▶ _WHAT IS EXPECTED_: Count only the lines of the records that hold "районам", then give the number without any other words.

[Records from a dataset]
"""
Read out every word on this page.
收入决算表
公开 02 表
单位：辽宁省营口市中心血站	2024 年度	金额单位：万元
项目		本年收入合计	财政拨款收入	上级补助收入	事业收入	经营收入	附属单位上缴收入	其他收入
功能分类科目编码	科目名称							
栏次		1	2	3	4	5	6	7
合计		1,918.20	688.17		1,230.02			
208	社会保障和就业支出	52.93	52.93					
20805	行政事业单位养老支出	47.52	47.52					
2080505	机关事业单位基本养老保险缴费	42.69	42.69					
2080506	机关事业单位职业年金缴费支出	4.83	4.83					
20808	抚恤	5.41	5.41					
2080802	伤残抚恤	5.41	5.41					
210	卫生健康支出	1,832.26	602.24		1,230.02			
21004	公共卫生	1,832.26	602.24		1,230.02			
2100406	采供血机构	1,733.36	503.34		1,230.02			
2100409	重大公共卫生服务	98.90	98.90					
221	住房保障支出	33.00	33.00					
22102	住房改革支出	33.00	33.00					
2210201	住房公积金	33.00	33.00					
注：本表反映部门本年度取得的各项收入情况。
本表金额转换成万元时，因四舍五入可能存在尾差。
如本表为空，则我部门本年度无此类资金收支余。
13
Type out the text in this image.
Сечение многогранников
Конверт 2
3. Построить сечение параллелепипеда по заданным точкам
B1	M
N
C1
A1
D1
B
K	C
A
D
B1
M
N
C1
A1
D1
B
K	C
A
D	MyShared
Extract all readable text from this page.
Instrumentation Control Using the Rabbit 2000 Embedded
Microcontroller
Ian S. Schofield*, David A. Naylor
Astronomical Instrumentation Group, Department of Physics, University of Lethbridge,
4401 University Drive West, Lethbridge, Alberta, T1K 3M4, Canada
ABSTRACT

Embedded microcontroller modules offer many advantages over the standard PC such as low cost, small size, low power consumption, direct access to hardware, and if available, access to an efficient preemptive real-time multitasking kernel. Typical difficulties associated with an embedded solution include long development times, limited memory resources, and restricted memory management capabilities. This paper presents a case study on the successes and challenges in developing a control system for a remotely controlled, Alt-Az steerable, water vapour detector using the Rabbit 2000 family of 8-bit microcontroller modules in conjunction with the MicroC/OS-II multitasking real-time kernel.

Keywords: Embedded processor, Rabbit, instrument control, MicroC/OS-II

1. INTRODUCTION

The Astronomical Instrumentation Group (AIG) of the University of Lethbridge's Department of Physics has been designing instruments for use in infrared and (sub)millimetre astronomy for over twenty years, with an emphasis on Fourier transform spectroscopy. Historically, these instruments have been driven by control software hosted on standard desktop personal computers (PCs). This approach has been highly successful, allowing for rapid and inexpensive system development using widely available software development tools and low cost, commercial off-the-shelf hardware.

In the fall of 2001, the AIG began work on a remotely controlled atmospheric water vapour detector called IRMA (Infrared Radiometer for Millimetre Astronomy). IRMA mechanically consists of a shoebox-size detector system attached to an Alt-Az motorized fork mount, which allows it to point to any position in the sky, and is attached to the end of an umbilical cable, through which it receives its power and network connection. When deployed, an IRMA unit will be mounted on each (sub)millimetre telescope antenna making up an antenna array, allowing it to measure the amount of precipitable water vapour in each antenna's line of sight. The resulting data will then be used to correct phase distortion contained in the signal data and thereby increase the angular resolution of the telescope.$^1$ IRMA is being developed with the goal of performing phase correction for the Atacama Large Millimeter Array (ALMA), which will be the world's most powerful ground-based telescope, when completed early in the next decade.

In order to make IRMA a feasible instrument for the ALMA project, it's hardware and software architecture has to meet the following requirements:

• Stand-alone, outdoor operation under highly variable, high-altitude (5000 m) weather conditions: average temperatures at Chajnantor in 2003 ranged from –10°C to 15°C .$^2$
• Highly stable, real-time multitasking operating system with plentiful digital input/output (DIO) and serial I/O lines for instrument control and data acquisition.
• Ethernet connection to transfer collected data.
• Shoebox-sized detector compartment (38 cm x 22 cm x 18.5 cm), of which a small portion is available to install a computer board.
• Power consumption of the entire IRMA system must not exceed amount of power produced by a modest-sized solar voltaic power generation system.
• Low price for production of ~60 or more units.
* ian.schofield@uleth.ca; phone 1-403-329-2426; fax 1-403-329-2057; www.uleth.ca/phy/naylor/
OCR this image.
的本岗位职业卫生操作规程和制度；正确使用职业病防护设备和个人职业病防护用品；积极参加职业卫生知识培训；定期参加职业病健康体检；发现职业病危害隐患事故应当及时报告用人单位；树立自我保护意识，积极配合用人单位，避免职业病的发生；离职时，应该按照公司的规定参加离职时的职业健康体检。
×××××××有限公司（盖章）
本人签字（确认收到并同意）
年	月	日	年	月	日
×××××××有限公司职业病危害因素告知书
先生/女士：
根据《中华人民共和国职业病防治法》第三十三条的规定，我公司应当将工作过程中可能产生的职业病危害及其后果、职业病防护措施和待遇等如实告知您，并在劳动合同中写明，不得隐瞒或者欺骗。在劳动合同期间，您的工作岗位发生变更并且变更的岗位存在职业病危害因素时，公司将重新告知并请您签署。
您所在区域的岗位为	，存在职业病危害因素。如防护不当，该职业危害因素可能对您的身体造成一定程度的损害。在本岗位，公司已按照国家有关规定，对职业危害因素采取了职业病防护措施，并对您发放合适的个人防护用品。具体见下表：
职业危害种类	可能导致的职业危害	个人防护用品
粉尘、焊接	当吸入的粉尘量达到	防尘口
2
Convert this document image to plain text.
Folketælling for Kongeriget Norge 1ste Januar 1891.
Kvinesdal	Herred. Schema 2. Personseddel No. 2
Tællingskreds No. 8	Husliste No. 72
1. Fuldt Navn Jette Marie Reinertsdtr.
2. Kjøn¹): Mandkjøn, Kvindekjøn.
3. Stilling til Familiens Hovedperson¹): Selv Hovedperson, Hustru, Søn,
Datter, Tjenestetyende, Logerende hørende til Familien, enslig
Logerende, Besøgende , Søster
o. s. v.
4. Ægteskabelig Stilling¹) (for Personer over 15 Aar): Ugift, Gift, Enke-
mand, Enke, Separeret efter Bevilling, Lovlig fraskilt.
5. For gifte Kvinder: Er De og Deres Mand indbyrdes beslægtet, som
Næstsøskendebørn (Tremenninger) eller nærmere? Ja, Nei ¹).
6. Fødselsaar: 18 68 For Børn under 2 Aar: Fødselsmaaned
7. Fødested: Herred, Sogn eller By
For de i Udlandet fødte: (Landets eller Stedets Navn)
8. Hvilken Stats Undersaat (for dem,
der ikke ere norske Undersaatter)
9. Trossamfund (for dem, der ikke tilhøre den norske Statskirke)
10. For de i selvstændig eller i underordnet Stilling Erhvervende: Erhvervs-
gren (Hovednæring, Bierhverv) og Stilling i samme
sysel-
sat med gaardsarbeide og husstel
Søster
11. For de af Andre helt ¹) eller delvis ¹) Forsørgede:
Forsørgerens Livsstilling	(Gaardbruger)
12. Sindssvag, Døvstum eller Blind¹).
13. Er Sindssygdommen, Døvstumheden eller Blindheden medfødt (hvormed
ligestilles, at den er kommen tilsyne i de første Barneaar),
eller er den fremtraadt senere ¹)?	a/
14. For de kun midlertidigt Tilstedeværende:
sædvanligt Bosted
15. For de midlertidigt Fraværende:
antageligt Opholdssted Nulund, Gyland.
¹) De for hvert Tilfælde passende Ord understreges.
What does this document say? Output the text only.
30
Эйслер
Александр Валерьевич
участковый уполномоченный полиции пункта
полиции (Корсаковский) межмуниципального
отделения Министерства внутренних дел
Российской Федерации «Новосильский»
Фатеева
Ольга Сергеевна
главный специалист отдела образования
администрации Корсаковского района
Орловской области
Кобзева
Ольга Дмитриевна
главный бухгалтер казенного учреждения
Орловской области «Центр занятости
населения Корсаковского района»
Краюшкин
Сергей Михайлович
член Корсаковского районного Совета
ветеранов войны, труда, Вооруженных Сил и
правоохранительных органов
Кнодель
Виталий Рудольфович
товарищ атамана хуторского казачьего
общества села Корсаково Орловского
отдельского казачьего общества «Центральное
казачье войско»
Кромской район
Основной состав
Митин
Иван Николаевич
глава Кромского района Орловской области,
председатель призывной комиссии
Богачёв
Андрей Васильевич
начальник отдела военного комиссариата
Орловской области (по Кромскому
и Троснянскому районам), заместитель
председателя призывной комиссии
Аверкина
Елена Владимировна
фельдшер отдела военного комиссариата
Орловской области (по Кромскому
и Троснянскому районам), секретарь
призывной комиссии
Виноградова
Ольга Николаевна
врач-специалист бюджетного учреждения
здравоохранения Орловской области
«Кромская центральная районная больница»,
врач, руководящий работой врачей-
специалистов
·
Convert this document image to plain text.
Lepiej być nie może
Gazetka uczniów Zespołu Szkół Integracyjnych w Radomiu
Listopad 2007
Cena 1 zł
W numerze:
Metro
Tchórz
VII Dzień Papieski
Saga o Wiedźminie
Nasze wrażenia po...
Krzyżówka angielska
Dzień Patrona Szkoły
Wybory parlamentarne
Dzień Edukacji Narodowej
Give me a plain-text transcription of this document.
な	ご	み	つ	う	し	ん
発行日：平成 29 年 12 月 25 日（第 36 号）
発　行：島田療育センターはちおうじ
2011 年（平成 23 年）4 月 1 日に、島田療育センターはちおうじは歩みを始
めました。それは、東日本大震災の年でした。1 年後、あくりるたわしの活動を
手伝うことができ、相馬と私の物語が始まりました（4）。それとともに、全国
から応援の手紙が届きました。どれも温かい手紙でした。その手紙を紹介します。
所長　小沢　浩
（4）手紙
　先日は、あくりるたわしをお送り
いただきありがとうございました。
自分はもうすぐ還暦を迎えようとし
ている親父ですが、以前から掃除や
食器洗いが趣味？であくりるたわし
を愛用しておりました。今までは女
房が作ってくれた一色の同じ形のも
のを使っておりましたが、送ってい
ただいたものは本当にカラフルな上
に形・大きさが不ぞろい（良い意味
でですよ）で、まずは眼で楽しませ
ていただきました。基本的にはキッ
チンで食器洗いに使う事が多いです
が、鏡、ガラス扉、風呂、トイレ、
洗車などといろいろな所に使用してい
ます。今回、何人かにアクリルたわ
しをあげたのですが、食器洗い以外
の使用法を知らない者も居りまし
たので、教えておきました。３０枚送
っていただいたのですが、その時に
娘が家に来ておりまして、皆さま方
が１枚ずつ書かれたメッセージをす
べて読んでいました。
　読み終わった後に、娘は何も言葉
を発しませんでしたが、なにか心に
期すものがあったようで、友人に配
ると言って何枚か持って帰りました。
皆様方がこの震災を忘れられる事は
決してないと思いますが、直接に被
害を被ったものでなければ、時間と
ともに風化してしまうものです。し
"""
▶ _RESULT OF THE EXERCISE_: 2